**WORK TO COMPLETE:** Search the data below for "this"; list each line that holds it.

**TASK INPUT:**
***

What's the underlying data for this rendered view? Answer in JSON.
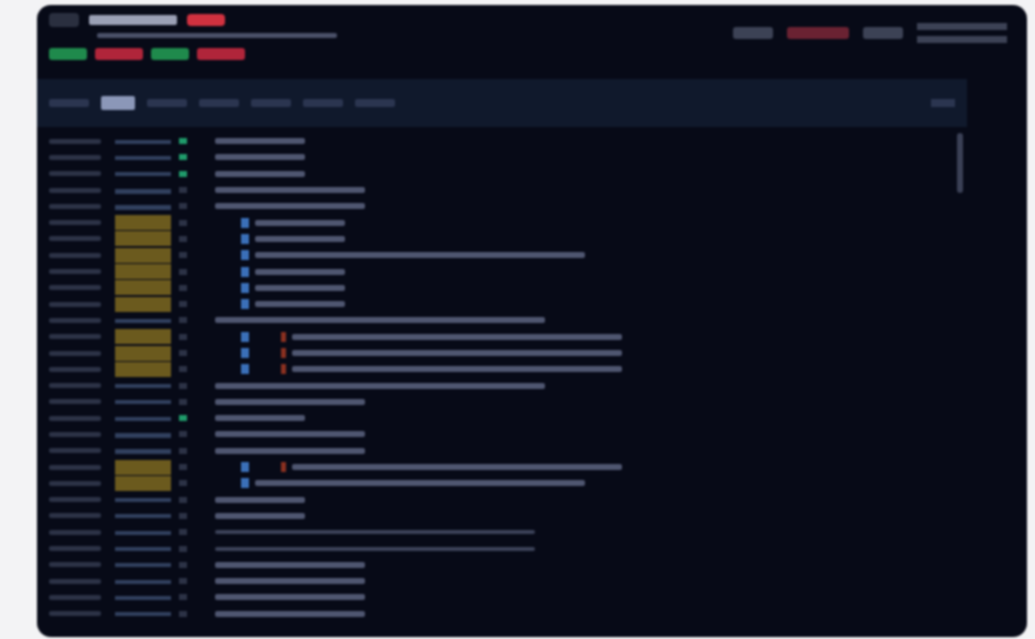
{
  "header": {
    "status_badge": {
      "color": "#d0313f"
    },
    "tags": [
      {
        "color": "#1f8a4c"
      },
      {
        "color": "#b0253a"
      },
      {
        "color": "#1f8a4c"
      },
      {
        "color": "#b0253a"
      }
    ],
    "actions": [
      {
        "kind": "plain"
      },
      {
        "kind": "danger"
      },
      {
        "kind": "plain"
      }
    ]
  },
  "tabs": [
    {
      "selected": false
    },
    {
      "selected": true
    },
    {
      "selected": false
    },
    {
      "selected": false
    },
    {
      "selected": false
    },
    {
      "selected": false
    },
    {
      "selected": false
    }
  ],
  "rows": [
    {
      "highlighted": false,
      "ok": true,
      "badge": false,
      "flag": false,
      "kind": "short"
    },
    {
      "highlighted": false,
      "ok": true,
      "badge": false,
      "flag": false,
      "kind": "short"
    },
    {
      "highlighted": false,
      "ok": true,
      "badge": false,
      "flag": false,
      "kind": "short"
    },
    {
      "highlighted": false,
      "ok": false,
      "badge": false,
      "flag": false,
      "kind": "medium"
    },
    {
      "highlighted": false,
      "ok": false,
      "badge": false,
      "flag": false,
      "kind": "medium"
    },
    {
      "highlighted": true,
      "ok": false,
      "badge": true,
      "flag": false,
      "kind": "short"
    },
    {
      "highlighted": true,
      "ok": false,
      "badge": true,
      "flag": false,
      "kind": "short"
    },
    {
      "highlighted": true,
      "ok": false,
      "badge": true,
      "flag": false,
      "kind": "long"
    },
    {
      "highlighted": true,
      "ok": false,
      "badge": true,
      "flag": false,
      "kind": "short"
    },
    {
      "highlighted": true,
      "ok": false,
      "badge": true,
      "flag": false,
      "kind": "short"
    },
    {
      "highlighted": true,
      "ok": false,
      "badge": true,
      "flag": false,
      "kind": "short"
    },
    {
      "highlighted": false,
      "ok": false,
      "badge": false,
      "flag": false,
      "kind": "long"
    },
    {
      "highlighted": true,
      "ok": false,
      "badge": true,
      "flag": true,
      "kind": "long"
    },
    {
      "highlighted": true,
      "ok": false,
      "badge": true,
      "flag": true,
      "kind": "long"
    },
    {
      "highlighted": true,
      "ok": false,
      "badge": true,
      "flag": true,
      "kind": "long"
    },
    {
      "highlighted": false,
      "ok": false,
      "badge": false,
      "flag": false,
      "kind": "long"
    },
    {
      "highlighted": false,
      "ok": false,
      "badge": false,
      "flag": false,
      "kind": "medium"
    },
    {
      "highlighted": false,
      "ok": true,
      "badge": false,
      "flag": false,
      "kind": "short"
    },
    {
      "highlighted": false,
      "ok": false,
      "badge": false,
      "flag": false,
      "kind": "medium"
    },
    {
      "highlighted": false,
      "ok": false,
      "badge": false,
      "flag": false,
      "kind": "medium"
    },
    {
      "highlighted": true,
      "ok": false,
      "badge": true,
      "flag": true,
      "kind": "long"
    },
    {
      "highlighted": true,
      "ok": false,
      "badge": true,
      "flag": false,
      "kind": "long"
    },
    {
      "highlighted": false,
      "ok": false,
      "badge": false,
      "flag": false,
      "kind": "short"
    },
    {
      "highlighted": false,
      "ok": false,
      "badge": false,
      "flag": false,
      "kind": "short"
    },
    {
      "highlighted": false,
      "ok": false,
      "badge": false,
      "flag": false,
      "kind": "rule"
    },
    {
      "highlighted": false,
      "ok": false,
      "badge": false,
      "flag": false,
      "kind": "rule"
    },
    {
      "highlighted": false,
      "ok": false,
      "badge": false,
      "flag": false,
      "kind": "medium"
    },
    {
      "highlighted": false,
      "ok": false,
      "badge": false,
      "flag": false,
      "kind": "medium"
    },
    {
      "highlighted": false,
      "ok": false,
      "badge": false,
      "flag": false,
      "kind": "medium"
    },
    {
      "highlighted": false,
      "ok": false,
      "badge": false,
      "flag": false,
      "kind": "medium"
    }
  ]
}
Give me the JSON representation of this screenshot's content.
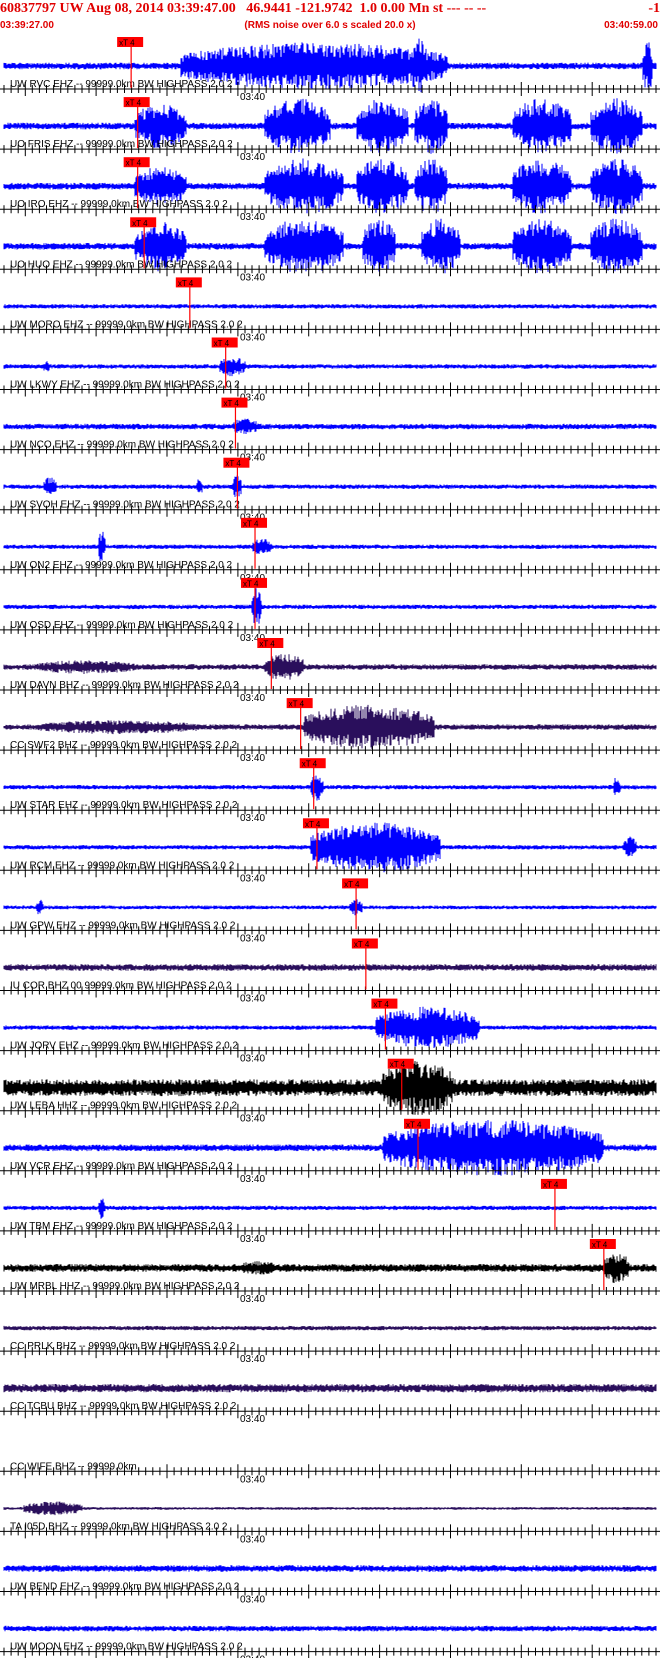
{
  "header": {
    "title": "60837797 UW Aug 08, 2014 03:39:47.00   46.9441 -121.9742  1.0 0.00 Mn st --- -- --",
    "code": "-1",
    "start_time": "03:39:27.00",
    "note": "(RMS noise over 6.0 s scaled 20.0 x)",
    "end_time": "03:40:59.00"
  },
  "colors": {
    "header_text": "#e00000",
    "trace_blue": "#0000ff",
    "trace_purple": "#2a0f5c",
    "trace_black": "#000000",
    "pick_red": "#ff0000",
    "axis": "#000000"
  },
  "chart_data": {
    "type": "line",
    "title": "60837797 UW Aug 08, 2014 03:39:47.00   46.9441 -121.9742  1.0 0.00 Mn st --- -- --  -1",
    "xlabel": "",
    "ylabel": "",
    "x_range": [
      "03:39:27.00",
      "03:40:59.00"
    ],
    "minute_tick": "03:40",
    "pick_label": "xT 4",
    "grid": false,
    "traces": [
      {
        "label": "UW RVC EHZ -- 99999.0km BW  HIGHPASS  2.0  2",
        "color": "blue",
        "pick_pct": 19.5,
        "bursts": [
          [
            27,
            68,
            0.85
          ],
          [
            62,
            65,
            1.0
          ],
          [
            98,
            99.5,
            1.0
          ]
        ],
        "amp": 0.12
      },
      {
        "label": "UO FRIS EHZ -- 99999.0km BW  HIGHPASS  2.0  2",
        "color": "blue",
        "pick_pct": 20.5,
        "bursts": [
          [
            20,
            28,
            0.8
          ],
          [
            40,
            50,
            1.0
          ],
          [
            54,
            62,
            1.0
          ],
          [
            63,
            68,
            1.0
          ],
          [
            78,
            87,
            1.0
          ],
          [
            90,
            98,
            1.0
          ]
        ],
        "amp": 0.12
      },
      {
        "label": "UO IRO EHZ -- 99999.0km BW  HIGHPASS  2.0  2",
        "color": "blue",
        "pick_pct": 20.5,
        "bursts": [
          [
            20,
            28,
            0.7
          ],
          [
            40,
            52,
            1.0
          ],
          [
            54,
            62,
            1.0
          ],
          [
            63,
            68,
            1.0
          ],
          [
            78,
            87,
            1.0
          ],
          [
            90,
            98,
            1.0
          ]
        ],
        "amp": 0.12
      },
      {
        "label": "UO HUO EHZ -- 99999.0km BW  HIGHPASS  2.0  2",
        "color": "blue",
        "pick_pct": 21.5,
        "bursts": [
          [
            20,
            28,
            0.9
          ],
          [
            40,
            52,
            1.0
          ],
          [
            55,
            60,
            1.0
          ],
          [
            64,
            70,
            1.0
          ],
          [
            78,
            87,
            1.0
          ],
          [
            90,
            98,
            1.0
          ]
        ],
        "amp": 0.12
      },
      {
        "label": "UW MORO EHZ -- 99999.0km BW  HIGHPASS  2.0  2",
        "color": "blue",
        "pick_pct": 28.5,
        "bursts": [],
        "amp": 0.08
      },
      {
        "label": "UW LKWY EHZ -- 99999.0km BW  HIGHPASS  2.0  2",
        "color": "blue",
        "pick_pct": 34.0,
        "bursts": [
          [
            33,
            37,
            0.35
          ],
          [
            6,
            7,
            0.25
          ]
        ],
        "amp": 0.08
      },
      {
        "label": "UW NCO EHZ -- 99999.0km BW  HIGHPASS  2.0  2",
        "color": "blue",
        "pick_pct": 35.5,
        "bursts": [
          [
            35,
            39,
            0.3
          ]
        ],
        "amp": 0.1
      },
      {
        "label": "UW SVOH EHZ -- 99999.0km BW  HIGHPASS  2.0  2",
        "color": "blue",
        "pick_pct": 35.8,
        "bursts": [
          [
            6,
            8,
            0.35
          ],
          [
            29.5,
            30.5,
            0.3
          ],
          [
            35,
            36.5,
            0.4
          ]
        ],
        "amp": 0.08
      },
      {
        "label": "UW ON2 EHZ -- 99999.0km BW  HIGHPASS  2.0  2",
        "color": "blue",
        "pick_pct": 38.5,
        "bursts": [
          [
            14.5,
            15.5,
            0.6
          ],
          [
            38,
            41,
            0.3
          ]
        ],
        "amp": 0.08
      },
      {
        "label": "UW OSD EHZ -- 99999.0km BW  HIGHPASS  2.0  2",
        "color": "blue",
        "pick_pct": 38.5,
        "bursts": [
          [
            38,
            39.5,
            0.7
          ]
        ],
        "amp": 0.08
      },
      {
        "label": "UW DAVN BHZ -- 99999.0km BW  HIGHPASS  2.0  2",
        "color": "purple",
        "pick_pct": 41.0,
        "bursts": [
          [
            5,
            20,
            0.25
          ],
          [
            40,
            46,
            0.5
          ]
        ],
        "amp": 0.1
      },
      {
        "label": "CC SWF2 BHZ -- 99999.0km BW  HIGHPASS  2.0  2",
        "color": "purple",
        "pick_pct": 45.5,
        "bursts": [
          [
            5,
            30,
            0.25
          ],
          [
            46,
            66,
            0.8
          ]
        ],
        "amp": 0.1
      },
      {
        "label": "UW STAR EHZ -- 99999.0km BW  HIGHPASS  2.0  2",
        "color": "blue",
        "pick_pct": 47.5,
        "bursts": [
          [
            47,
            49,
            0.5
          ],
          [
            93.5,
            94.5,
            0.4
          ]
        ],
        "amp": 0.08
      },
      {
        "label": "UW RCM EHZ -- 99999.0km BW  HIGHPASS  2.0  2",
        "color": "blue",
        "pick_pct": 48.0,
        "bursts": [
          [
            47,
            67,
            0.9
          ],
          [
            95,
            97,
            0.4
          ]
        ],
        "amp": 0.08
      },
      {
        "label": "UW GPW EHZ -- 99999.0km BW  HIGHPASS  2.0  2",
        "color": "blue",
        "pick_pct": 54.0,
        "bursts": [
          [
            5,
            6,
            0.3
          ],
          [
            53,
            55,
            0.3
          ]
        ],
        "amp": 0.07
      },
      {
        "label": "IU COR BHZ 00 99999.0km BW  HIGHPASS  2.0  2",
        "color": "purple",
        "pick_pct": 55.5,
        "bursts": [],
        "amp": 0.12
      },
      {
        "label": "UW JORV EHZ -- 99999.0km BW  HIGHPASS  2.0  2",
        "color": "blue",
        "pick_pct": 58.5,
        "bursts": [
          [
            57,
            73,
            0.75
          ]
        ],
        "amp": 0.08
      },
      {
        "label": "UW LEBA HHZ -- 99999.0km BW  HIGHPASS  2.0  2",
        "color": "black",
        "pick_pct": 61.0,
        "bursts": [
          [
            58,
            69,
            1.0
          ]
        ],
        "amp": 0.3
      },
      {
        "label": "UW VCR EHZ -- 99999.0km BW  HIGHPASS  2.0  2",
        "color": "blue",
        "pick_pct": 63.5,
        "bursts": [
          [
            58,
            92,
            1.0
          ]
        ],
        "amp": 0.12
      },
      {
        "label": "UW TBM EHZ -- 99999.0km BW  HIGHPASS  2.0  2",
        "color": "blue",
        "pick_pct": 84.5,
        "bursts": [
          [
            14.5,
            15.5,
            0.4
          ]
        ],
        "amp": 0.08
      },
      {
        "label": "UW MRBL HHZ -- 99999.0km BW  HIGHPASS  2.0  2",
        "color": "black",
        "pick_pct": 92.0,
        "bursts": [
          [
            92,
            96,
            0.55
          ],
          [
            36,
            42,
            0.25
          ]
        ],
        "amp": 0.14
      },
      {
        "label": "CC PRLK BHZ -- 99999.0km BW  HIGHPASS  2.0  2",
        "color": "purple",
        "pick_pct": null,
        "bursts": [],
        "amp": 0.08
      },
      {
        "label": "CC TCBU BHZ -- 99999.0km BW  HIGHPASS  2.0  2",
        "color": "purple",
        "pick_pct": null,
        "bursts": [],
        "amp": 0.15
      },
      {
        "label": "CC WIFE BHZ -- 99999.0km",
        "color": "none",
        "pick_pct": null,
        "bursts": [],
        "amp": 0
      },
      {
        "label": "TA I05D BHZ -- 99999.0km BW  HIGHPASS  2.0  2",
        "color": "purple",
        "pick_pct": null,
        "bursts": [
          [
            3,
            12,
            0.25
          ]
        ],
        "amp": 0.05
      },
      {
        "label": "UW BEND EHZ -- 99999.0km BW  HIGHPASS  2.0  2",
        "color": "blue",
        "pick_pct": null,
        "bursts": [],
        "amp": 0.12
      },
      {
        "label": "UW MOON EHZ -- 99999.0km BW  HIGHPASS  2.0  2",
        "color": "blue",
        "pick_pct": null,
        "bursts": [],
        "amp": 0.1
      }
    ]
  }
}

***

**OUTPUT BELOW:**
What's the underlying data for this rendered view? Answer in JSON.
Give me the JSON representation of this screenshot's content.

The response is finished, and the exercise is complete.